**Directions**. Every record here should be printed again exactly.

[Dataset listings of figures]
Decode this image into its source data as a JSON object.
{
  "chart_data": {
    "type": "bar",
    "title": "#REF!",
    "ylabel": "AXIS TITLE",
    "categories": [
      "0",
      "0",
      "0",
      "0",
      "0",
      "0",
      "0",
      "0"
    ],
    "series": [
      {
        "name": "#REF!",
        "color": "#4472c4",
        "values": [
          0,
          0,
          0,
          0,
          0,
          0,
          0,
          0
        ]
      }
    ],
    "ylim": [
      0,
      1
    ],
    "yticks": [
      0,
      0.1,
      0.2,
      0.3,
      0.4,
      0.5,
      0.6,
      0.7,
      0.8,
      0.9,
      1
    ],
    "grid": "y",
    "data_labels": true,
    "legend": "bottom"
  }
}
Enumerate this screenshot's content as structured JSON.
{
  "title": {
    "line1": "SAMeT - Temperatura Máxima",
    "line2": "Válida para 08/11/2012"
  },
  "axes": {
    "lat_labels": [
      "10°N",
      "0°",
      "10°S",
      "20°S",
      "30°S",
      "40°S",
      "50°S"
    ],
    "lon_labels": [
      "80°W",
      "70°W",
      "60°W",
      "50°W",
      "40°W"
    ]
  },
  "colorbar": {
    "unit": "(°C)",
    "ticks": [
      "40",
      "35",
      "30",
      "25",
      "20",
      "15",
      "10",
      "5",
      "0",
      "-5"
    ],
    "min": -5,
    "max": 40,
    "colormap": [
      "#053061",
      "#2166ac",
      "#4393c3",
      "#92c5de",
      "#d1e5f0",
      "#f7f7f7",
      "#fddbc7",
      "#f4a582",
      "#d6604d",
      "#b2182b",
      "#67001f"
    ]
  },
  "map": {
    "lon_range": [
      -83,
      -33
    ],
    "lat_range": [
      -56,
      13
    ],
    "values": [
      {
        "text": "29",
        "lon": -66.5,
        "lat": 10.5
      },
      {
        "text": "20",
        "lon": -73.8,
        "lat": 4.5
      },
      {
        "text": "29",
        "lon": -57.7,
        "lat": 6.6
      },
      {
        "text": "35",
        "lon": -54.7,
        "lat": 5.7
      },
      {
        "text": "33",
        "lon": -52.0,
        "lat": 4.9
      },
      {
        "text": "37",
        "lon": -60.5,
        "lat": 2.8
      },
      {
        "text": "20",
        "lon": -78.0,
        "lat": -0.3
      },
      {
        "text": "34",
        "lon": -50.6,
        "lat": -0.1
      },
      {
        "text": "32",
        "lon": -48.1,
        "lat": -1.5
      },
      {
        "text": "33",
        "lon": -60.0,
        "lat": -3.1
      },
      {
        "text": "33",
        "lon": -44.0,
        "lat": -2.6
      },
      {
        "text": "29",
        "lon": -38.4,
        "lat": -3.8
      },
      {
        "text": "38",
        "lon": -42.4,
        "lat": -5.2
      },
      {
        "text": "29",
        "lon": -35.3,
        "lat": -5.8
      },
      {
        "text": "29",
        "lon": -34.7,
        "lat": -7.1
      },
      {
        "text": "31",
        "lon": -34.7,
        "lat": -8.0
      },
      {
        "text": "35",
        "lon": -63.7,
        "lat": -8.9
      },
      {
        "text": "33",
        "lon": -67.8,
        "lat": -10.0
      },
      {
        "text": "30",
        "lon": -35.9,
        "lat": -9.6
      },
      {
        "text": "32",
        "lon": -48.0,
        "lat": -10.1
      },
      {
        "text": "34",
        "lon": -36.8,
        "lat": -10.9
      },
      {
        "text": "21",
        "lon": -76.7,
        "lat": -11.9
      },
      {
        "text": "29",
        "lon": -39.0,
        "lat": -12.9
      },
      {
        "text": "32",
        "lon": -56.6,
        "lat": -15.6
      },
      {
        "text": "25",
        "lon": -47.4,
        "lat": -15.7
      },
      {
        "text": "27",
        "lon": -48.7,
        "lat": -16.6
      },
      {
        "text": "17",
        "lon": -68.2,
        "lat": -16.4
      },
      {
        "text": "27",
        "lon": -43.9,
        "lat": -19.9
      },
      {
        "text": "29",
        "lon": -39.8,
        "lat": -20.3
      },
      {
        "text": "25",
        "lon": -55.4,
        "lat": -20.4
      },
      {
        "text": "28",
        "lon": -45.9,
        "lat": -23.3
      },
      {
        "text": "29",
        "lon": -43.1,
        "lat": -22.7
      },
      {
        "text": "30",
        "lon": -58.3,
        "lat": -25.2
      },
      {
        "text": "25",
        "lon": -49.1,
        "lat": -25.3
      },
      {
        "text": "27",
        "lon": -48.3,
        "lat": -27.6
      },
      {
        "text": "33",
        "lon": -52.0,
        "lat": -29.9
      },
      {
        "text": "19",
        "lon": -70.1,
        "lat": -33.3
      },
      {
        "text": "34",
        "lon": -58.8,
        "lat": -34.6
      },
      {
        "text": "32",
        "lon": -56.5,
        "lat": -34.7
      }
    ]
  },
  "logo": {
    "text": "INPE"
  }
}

**Task result**.
Decode this image into its source data as a JSON object.
{
  "chart_data": {
    "type": "bar",
    "title": "#REF!",
    "ylabel": "AXIS TITLE",
    "categories": [
      "0",
      "0",
      "0",
      "0",
      "0",
      "0",
      "0",
      "0"
    ],
    "series": [
      {
        "name": "#REF!",
        "color": "#4472c4",
        "values": [
          0,
          0,
          0,
          0,
          0,
          0,
          0,
          0
        ]
      }
    ],
    "ylim": [
      0,
      1
    ],
    "yticks": [
      0,
      0.1,
      0.2,
      0.3,
      0.4,
      0.5,
      0.6,
      0.7,
      0.8,
      0.9,
      1
    ],
    "grid": "y",
    "data_labels": true,
    "legend": "bottom"
  }
}
Enumerate this screenshot's content as structured JSON.
{
  "title": {
    "line1": "SAMeT - Temperatura Máxima",
    "line2": "Válida para 08/11/2012"
  },
  "axes": {
    "lat_labels": [
      "10°N",
      "0°",
      "10°S",
      "20°S",
      "30°S",
      "40°S",
      "50°S"
    ],
    "lon_labels": [
      "80°W",
      "70°W",
      "60°W",
      "50°W",
      "40°W"
    ]
  },
  "colorbar": {
    "unit": "(°C)",
    "ticks": [
      "40",
      "35",
      "30",
      "25",
      "20",
      "15",
      "10",
      "5",
      "0",
      "-5"
    ],
    "min": -5,
    "max": 40,
    "colormap": [
      "#053061",
      "#2166ac",
      "#4393c3",
      "#92c5de",
      "#d1e5f0",
      "#f7f7f7",
      "#fddbc7",
      "#f4a582",
      "#d6604d",
      "#b2182b",
      "#67001f"
    ]
  },
  "map": {
    "lon_range": [
      -83,
      -33
    ],
    "lat_range": [
      -56,
      13
    ],
    "values": [
      {
        "text": "29",
        "lon": -66.5,
        "lat": 10.5
      },
      {
        "text": "20",
        "lon": -73.8,
        "lat": 4.5
      },
      {
        "text": "29",
        "lon": -57.7,
        "lat": 6.6
      },
      {
        "text": "35",
        "lon": -54.7,
        "lat": 5.7
      },
      {
        "text": "33",
        "lon": -52.0,
        "lat": 4.9
      },
      {
        "text": "37",
        "lon": -60.5,
        "lat": 2.8
      },
      {
        "text": "20",
        "lon": -78.0,
        "lat": -0.3
      },
      {
        "text": "34",
        "lon": -50.6,
        "lat": -0.1
      },
      {
        "text": "32",
        "lon": -48.1,
        "lat": -1.5
      },
      {
        "text": "33",
        "lon": -60.0,
        "lat": -3.1
      },
      {
        "text": "33",
        "lon": -44.0,
        "lat": -2.6
      },
      {
        "text": "29",
        "lon": -38.4,
        "lat": -3.8
      },
      {
        "text": "38",
        "lon": -42.4,
        "lat": -5.2
      },
      {
        "text": "29",
        "lon": -35.3,
        "lat": -5.8
      },
      {
        "text": "29",
        "lon": -34.7,
        "lat": -7.1
      },
      {
        "text": "31",
        "lon": -34.7,
        "lat": -8.0
      },
      {
        "text": "35",
        "lon": -63.7,
        "lat": -8.9
      },
      {
        "text": "33",
        "lon": -67.8,
        "lat": -10.0
      },
      {
        "text": "30",
        "lon": -35.9,
        "lat": -9.6
      },
      {
        "text": "32",
        "lon": -48.0,
        "lat": -10.1
      },
      {
        "text": "34",
        "lon": -36.8,
        "lat": -10.9
      },
      {
        "text": "21",
        "lon": -76.7,
        "lat": -11.9
      },
      {
        "text": "29",
        "lon": -39.0,
        "lat": -12.9
      },
      {
        "text": "32",
        "lon": -56.6,
        "lat": -15.6
      },
      {
        "text": "25",
        "lon": -47.4,
        "lat": -15.7
      },
      {
        "text": "27",
        "lon": -48.7,
        "lat": -16.6
      },
      {
        "text": "17",
        "lon": -68.2,
        "lat": -16.4
      },
      {
        "text": "27",
        "lon": -43.9,
        "lat": -19.9
      },
      {
        "text": "29",
        "lon": -39.8,
        "lat": -20.3
      },
      {
        "text": "25",
        "lon": -55.4,
        "lat": -20.4
      },
      {
        "text": "28",
        "lon": -45.9,
        "lat": -23.3
      },
      {
        "text": "29",
        "lon": -43.1,
        "lat": -22.7
      },
      {
        "text": "30",
        "lon": -58.3,
        "lat": -25.2
      },
      {
        "text": "25",
        "lon": -49.1,
        "lat": -25.3
      },
      {
        "text": "27",
        "lon": -48.3,
        "lat": -27.6
      },
      {
        "text": "33",
        "lon": -52.0,
        "lat": -29.9
      },
      {
        "text": "19",
        "lon": -70.1,
        "lat": -33.3
      },
      {
        "text": "34",
        "lon": -58.8,
        "lat": -34.6
      },
      {
        "text": "32",
        "lon": -56.5,
        "lat": -34.7
      }
    ]
  },
  "logo": {
    "text": "INPE"
  }
}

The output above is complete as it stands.